» **Task details**
From the listing below, pull each line that includes "icon".

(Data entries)
>> begin
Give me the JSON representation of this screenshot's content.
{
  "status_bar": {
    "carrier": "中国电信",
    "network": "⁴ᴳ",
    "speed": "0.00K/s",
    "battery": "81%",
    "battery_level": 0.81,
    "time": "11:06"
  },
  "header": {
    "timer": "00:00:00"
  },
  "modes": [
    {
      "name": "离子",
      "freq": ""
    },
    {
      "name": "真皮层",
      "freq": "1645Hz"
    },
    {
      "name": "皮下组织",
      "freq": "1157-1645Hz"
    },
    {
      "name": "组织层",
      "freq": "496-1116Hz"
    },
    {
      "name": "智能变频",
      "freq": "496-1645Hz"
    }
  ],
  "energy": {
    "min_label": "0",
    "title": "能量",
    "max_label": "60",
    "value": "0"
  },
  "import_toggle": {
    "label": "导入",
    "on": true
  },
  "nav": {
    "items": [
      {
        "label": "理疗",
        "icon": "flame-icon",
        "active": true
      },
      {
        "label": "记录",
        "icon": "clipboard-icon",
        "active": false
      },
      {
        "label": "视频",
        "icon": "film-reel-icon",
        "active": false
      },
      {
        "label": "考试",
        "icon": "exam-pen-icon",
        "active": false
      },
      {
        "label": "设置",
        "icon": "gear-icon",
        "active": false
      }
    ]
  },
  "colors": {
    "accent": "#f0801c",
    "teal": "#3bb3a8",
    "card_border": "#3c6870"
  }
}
>> end
» **The reply**
        "icon": "flame-icon",
        "icon": "clipboard-icon",
        "icon": "film-reel-icon",
        "icon": "exam-pen-icon",
        "icon": "gear-icon",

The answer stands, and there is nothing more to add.